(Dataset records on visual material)
----------

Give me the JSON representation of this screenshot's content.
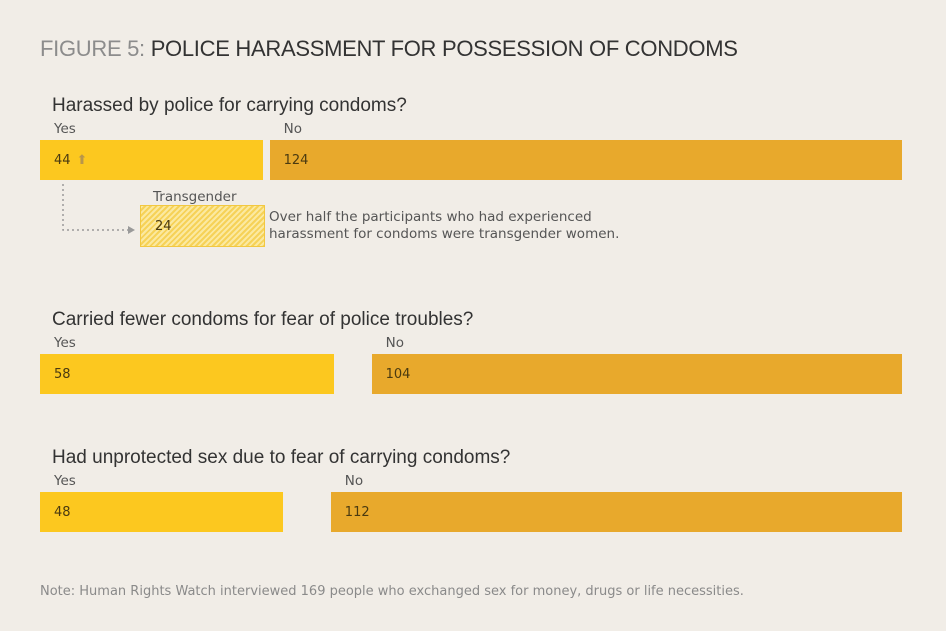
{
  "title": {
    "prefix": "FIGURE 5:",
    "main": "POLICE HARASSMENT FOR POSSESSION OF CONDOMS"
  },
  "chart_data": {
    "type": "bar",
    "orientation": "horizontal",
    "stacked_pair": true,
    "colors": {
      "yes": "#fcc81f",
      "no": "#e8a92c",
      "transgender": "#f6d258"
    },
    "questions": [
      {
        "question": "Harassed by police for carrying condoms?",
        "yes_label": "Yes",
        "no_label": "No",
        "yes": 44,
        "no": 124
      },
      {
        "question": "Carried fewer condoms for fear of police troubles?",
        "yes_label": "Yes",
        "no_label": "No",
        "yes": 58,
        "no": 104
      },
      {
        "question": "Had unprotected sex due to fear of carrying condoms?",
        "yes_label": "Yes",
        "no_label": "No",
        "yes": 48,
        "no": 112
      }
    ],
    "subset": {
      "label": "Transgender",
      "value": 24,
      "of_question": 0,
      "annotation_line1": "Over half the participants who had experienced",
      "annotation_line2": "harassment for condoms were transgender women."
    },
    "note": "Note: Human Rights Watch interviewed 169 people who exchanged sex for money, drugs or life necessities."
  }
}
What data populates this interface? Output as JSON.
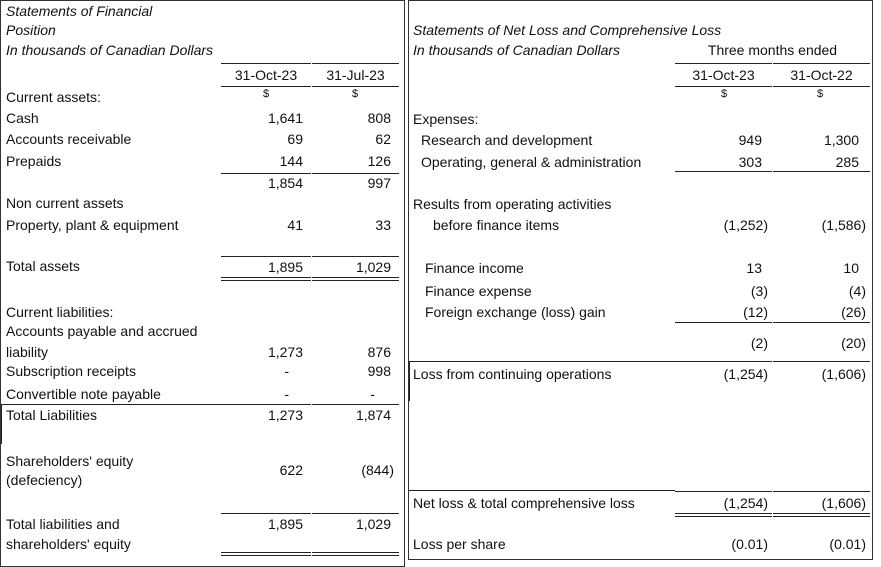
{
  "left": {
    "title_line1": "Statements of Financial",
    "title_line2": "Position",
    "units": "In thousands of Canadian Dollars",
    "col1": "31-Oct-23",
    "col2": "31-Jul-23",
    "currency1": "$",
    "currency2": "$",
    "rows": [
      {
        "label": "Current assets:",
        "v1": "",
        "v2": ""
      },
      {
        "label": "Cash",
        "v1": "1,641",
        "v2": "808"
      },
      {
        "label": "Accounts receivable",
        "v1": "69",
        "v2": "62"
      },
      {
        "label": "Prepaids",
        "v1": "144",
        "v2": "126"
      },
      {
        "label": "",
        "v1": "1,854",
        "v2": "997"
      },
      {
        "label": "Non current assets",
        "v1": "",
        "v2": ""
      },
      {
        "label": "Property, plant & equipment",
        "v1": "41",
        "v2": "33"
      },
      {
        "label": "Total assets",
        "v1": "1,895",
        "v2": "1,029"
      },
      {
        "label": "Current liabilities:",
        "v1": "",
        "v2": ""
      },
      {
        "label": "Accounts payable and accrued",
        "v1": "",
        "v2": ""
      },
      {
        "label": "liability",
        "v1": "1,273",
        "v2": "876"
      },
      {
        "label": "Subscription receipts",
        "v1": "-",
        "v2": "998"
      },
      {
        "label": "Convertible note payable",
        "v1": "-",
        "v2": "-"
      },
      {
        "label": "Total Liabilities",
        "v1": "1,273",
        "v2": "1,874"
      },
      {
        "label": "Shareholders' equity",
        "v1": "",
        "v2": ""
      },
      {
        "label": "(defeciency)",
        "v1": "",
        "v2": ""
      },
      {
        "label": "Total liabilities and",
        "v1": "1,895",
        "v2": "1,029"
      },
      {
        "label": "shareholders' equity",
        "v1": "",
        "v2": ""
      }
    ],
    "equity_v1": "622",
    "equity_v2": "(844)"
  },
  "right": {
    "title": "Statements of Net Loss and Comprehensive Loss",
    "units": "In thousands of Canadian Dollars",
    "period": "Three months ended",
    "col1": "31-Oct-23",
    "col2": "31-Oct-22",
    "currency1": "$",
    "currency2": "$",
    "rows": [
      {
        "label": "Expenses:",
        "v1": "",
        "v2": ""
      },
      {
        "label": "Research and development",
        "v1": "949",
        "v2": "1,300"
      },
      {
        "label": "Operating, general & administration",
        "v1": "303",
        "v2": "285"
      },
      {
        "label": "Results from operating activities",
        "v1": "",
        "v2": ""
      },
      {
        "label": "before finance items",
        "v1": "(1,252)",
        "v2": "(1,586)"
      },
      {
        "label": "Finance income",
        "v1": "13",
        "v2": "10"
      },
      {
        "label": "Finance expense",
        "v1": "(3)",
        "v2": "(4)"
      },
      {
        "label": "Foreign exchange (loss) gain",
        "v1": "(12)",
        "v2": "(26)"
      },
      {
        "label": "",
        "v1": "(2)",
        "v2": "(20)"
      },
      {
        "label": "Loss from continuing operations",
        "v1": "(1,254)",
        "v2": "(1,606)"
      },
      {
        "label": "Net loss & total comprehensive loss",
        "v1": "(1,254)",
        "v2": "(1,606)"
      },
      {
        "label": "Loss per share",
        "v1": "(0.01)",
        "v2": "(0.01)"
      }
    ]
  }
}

----------

— Aim of the task —
Return each line exactly as written. Any picture gets left out.

— Solution to the exercise —
Give me the JSON representation of this screenshot's content.
{
  "title": {
    "prefix": "FIGURE 5:",
    "main": "POLICE HARASSMENT FOR POSSESSION OF CONDOMS"
  },
  "chart_data": {
    "type": "bar",
    "orientation": "horizontal",
    "stacked_pair": true,
    "colors": {
      "yes": "#fcc81f",
      "no": "#e8a92c",
      "transgender": "#f6d258"
    },
    "questions": [
      {
        "question": "Harassed by police for carrying condoms?",
        "yes_label": "Yes",
        "no_label": "No",
        "yes": 44,
        "no": 124
      },
      {
        "question": "Carried fewer condoms for fear of police troubles?",
        "yes_label": "Yes",
        "no_label": "No",
        "yes": 58,
        "no": 104
      },
      {
        "question": "Had unprotected sex due to fear of carrying condoms?",
        "yes_label": "Yes",
        "no_label": "No",
        "yes": 48,
        "no": 112
      }
    ],
    "subset": {
      "label": "Transgender",
      "value": 24,
      "of_question": 0,
      "annotation_line1": "Over half the participants who had experienced",
      "annotation_line2": "harassment for condoms were transgender women."
    },
    "note": "Note: Human Rights Watch interviewed 169 people who exchanged sex for money, drugs or life necessities."
  }
}
What data populates this interface? Output as JSON.
{
  "left": {
    "title_line1": "Statements of Financial",
    "title_line2": "Position",
    "units": "In thousands of Canadian Dollars",
    "col1": "31-Oct-23",
    "col2": "31-Jul-23",
    "currency1": "$",
    "currency2": "$",
    "rows": [
      {
        "label": "Current assets:",
        "v1": "",
        "v2": ""
      },
      {
        "label": "Cash",
        "v1": "1,641",
        "v2": "808"
      },
      {
        "label": "Accounts receivable",
        "v1": "69",
        "v2": "62"
      },
      {
        "label": "Prepaids",
        "v1": "144",
        "v2": "126"
      },
      {
        "label": "",
        "v1": "1,854",
        "v2": "997"
      },
      {
        "label": "Non current assets",
        "v1": "",
        "v2": ""
      },
      {
        "label": "Property, plant & equipment",
        "v1": "41",
        "v2": "33"
      },
      {
        "label": "Total assets",
        "v1": "1,895",
        "v2": "1,029"
      },
      {
        "label": "Current liabilities:",
        "v1": "",
        "v2": ""
      },
      {
        "label": "Accounts payable and accrued",
        "v1": "",
        "v2": ""
      },
      {
        "label": "liability",
        "v1": "1,273",
        "v2": "876"
      },
      {
        "label": "Subscription receipts",
        "v1": "-",
        "v2": "998"
      },
      {
        "label": "Convertible note payable",
        "v1": "-",
        "v2": "-"
      },
      {
        "label": "Total Liabilities",
        "v1": "1,273",
        "v2": "1,874"
      },
      {
        "label": "Shareholders' equity",
        "v1": "",
        "v2": ""
      },
      {
        "label": "(defeciency)",
        "v1": "",
        "v2": ""
      },
      {
        "label": "Total liabilities and",
        "v1": "1,895",
        "v2": "1,029"
      },
      {
        "label": "shareholders' equity",
        "v1": "",
        "v2": ""
      }
    ],
    "equity_v1": "622",
    "equity_v2": "(844)"
  },
  "right": {
    "title": "Statements of Net Loss and Comprehensive Loss",
    "units": "In thousands of Canadian Dollars",
    "period": "Three months ended",
    "col1": "31-Oct-23",
    "col2": "31-Oct-22",
    "currency1": "$",
    "currency2": "$",
    "rows": [
      {
        "label": "Expenses:",
        "v1": "",
        "v2": ""
      },
      {
        "label": "Research and development",
        "v1": "949",
        "v2": "1,300"
      },
      {
        "label": "Operating, general & administration",
        "v1": "303",
        "v2": "285"
      },
      {
        "label": "Results from operating activities",
        "v1": "",
        "v2": ""
      },
      {
        "label": "before finance items",
        "v1": "(1,252)",
        "v2": "(1,586)"
      },
      {
        "label": "Finance income",
        "v1": "13",
        "v2": "10"
      },
      {
        "label": "Finance expense",
        "v1": "(3)",
        "v2": "(4)"
      },
      {
        "label": "Foreign exchange (loss) gain",
        "v1": "(12)",
        "v2": "(26)"
      },
      {
        "label": "",
        "v1": "(2)",
        "v2": "(20)"
      },
      {
        "label": "Loss from continuing operations",
        "v1": "(1,254)",
        "v2": "(1,606)"
      },
      {
        "label": "Net loss & total comprehensive loss",
        "v1": "(1,254)",
        "v2": "(1,606)"
      },
      {
        "label": "Loss per share",
        "v1": "(0.01)",
        "v2": "(0.01)"
      }
    ]
  }
}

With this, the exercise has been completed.